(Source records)
◆ ◆ ◆ ◆

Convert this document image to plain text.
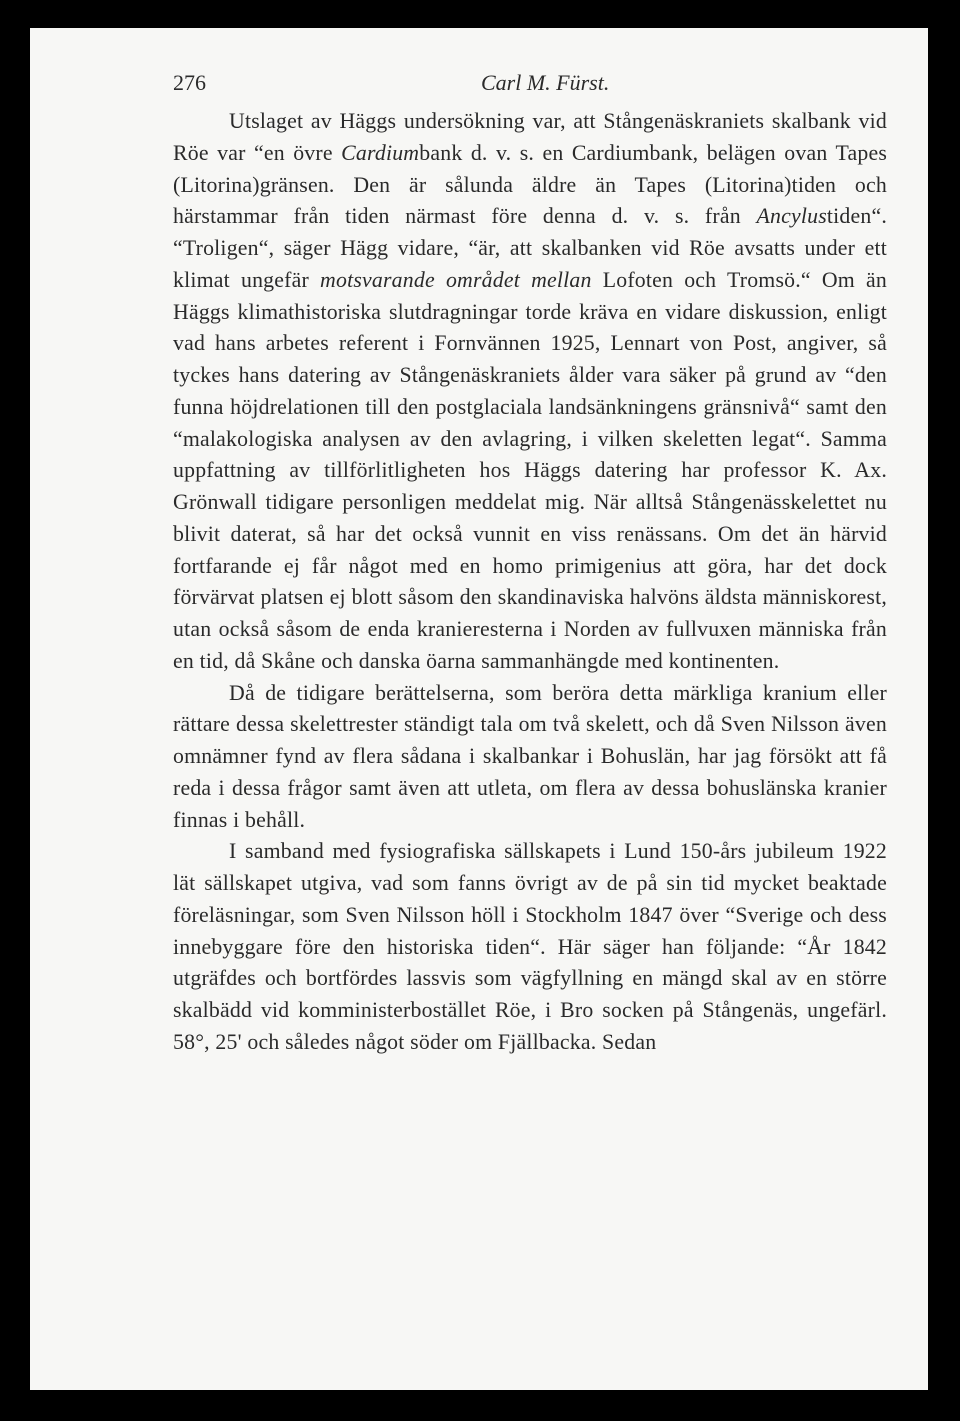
276	Carl M. Fürst.

Utslaget av Häggs undersökning var, att Stångenäskraniets skalbank vid Röe var “en övre Cardiumbank d. v. s. en Cardiumbank, belägen ovan Tapes (Litorina)gränsen. Den är sålunda äldre än Tapes (Litorina)tiden och härstammar från tiden närmast före denna d. v. s. från Ancylustiden“. “Troligen“, säger Hägg vidare, “är, att skalbanken vid Röe avsatts under ett klimat ungefär motsvarande området mellan Lofoten och Tromsö.“ Om än Häggs klimathistoriska slutdragningar torde kräva en vidare diskussion, enligt vad hans arbetes referent i Fornvännen 1925, Lennart von Post, angiver, så tyckes hans datering av Stångenäskraniets ålder vara säker på grund av “den funna höjdrelationen till den postglaciala landsänkningens gränsnivå“ samt den “malakologiska analysen av den avlagring, i vilken skeletten legat“. Samma uppfattning av tillförlitligheten hos Häggs datering har professor K. Ax. Grönwall tidigare personligen meddelat mig. När alltså Stångenässkelettet nu blivit daterat, så har det också vunnit en viss renässans. Om det än härvid fortfarande ej får något med en homo primigenius att göra, har det dock förvärvat platsen ej blott såsom den skandinaviska halvöns äldsta människorest, utan också såsom de enda kranieresterna i Norden av fullvuxen människa från en tid, då Skåne och danska öarna sammanhängde med kontinenten.

Då de tidigare berättelserna, som beröra detta märkliga kranium eller rättare dessa skelettrester ständigt tala om två skelett, och då Sven Nilsson även omnämner fynd av flera sådana i skalbankar i Bohuslän, har jag försökt att få reda i dessa frågor samt även att utleta, om flera av dessa bohuslänska kranier finnas i behåll.

I samband med fysiografiska sällskapets i Lund 150-års jubileum 1922 lät sällskapet utgiva, vad som fanns övrigt av de på sin tid mycket beaktade föreläsningar, som Sven Nilsson höll i Stockholm 1847 över “Sverige och dess innebyggare före den historiska tiden“. Här säger han följande: “År 1842 utgräfdes och bortfördes lassvis som vägfyllning en mängd skal av en större skalbädd vid komministerbostället Röe, i Bro socken på Stångenäs, ungefärl. 58°, 25' och således något söder om Fjällbacka. Sedan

◆ ◆ ◆ ◆

**TO BE DONE**
Without the pictures, retype the whole of the material above exactly.

**RESULT OF THE EXERCISE**
Convert this document image to plain text.
276	Carl M. Fürst.

Utslaget av Häggs undersökning var, att Stångenäskraniets skalbank vid Röe var “en övre Cardiumbank d. v. s. en Cardiumbank, belägen ovan Tapes (Litorina)gränsen. Den är sålunda äldre än Tapes (Litorina)tiden och härstammar från tiden närmast före denna d. v. s. från Ancylustiden“. “Troligen“, säger Hägg vidare, “är, att skalbanken vid Röe avsatts under ett klimat ungefär motsvarande området mellan Lofoten och Tromsö.“ Om än Häggs klimathistoriska slutdragningar torde kräva en vidare diskussion, enligt vad hans arbetes referent i Fornvännen 1925, Lennart von Post, angiver, så tyckes hans datering av Stångenäskraniets ålder vara säker på grund av “den funna höjdrelationen till den postglaciala landsänkningens gränsnivå“ samt den “malakologiska analysen av den avlagring, i vilken skeletten legat“. Samma uppfattning av tillförlitligheten hos Häggs datering har professor K. Ax. Grönwall tidigare personligen meddelat mig. När alltså Stångenässkelettet nu blivit daterat, så har det också vunnit en viss renässans. Om det än härvid fortfarande ej får något med en homo primigenius att göra, har det dock förvärvat platsen ej blott såsom den skandinaviska halvöns äldsta människorest, utan också såsom de enda kranieresterna i Norden av fullvuxen människa från en tid, då Skåne och danska öarna sammanhängde med kontinenten.

Då de tidigare berättelserna, som beröra detta märkliga kranium eller rättare dessa skelettrester ständigt tala om två skelett, och då Sven Nilsson även omnämner fynd av flera sådana i skalbankar i Bohuslän, har jag försökt att få reda i dessa frågor samt även att utleta, om flera av dessa bohuslänska kranier finnas i behåll.

I samband med fysiografiska sällskapets i Lund 150-års jubileum 1922 lät sällskapet utgiva, vad som fanns övrigt av de på sin tid mycket beaktade föreläsningar, som Sven Nilsson höll i Stockholm 1847 över “Sverige och dess innebyggare före den historiska tiden“. Här säger han följande: “År 1842 utgräfdes och bortfördes lassvis som vägfyllning en mängd skal av en större skalbädd vid komministerbostället Röe, i Bro socken på Stångenäs, ungefärl. 58°, 25' och således något söder om Fjällbacka. Sedan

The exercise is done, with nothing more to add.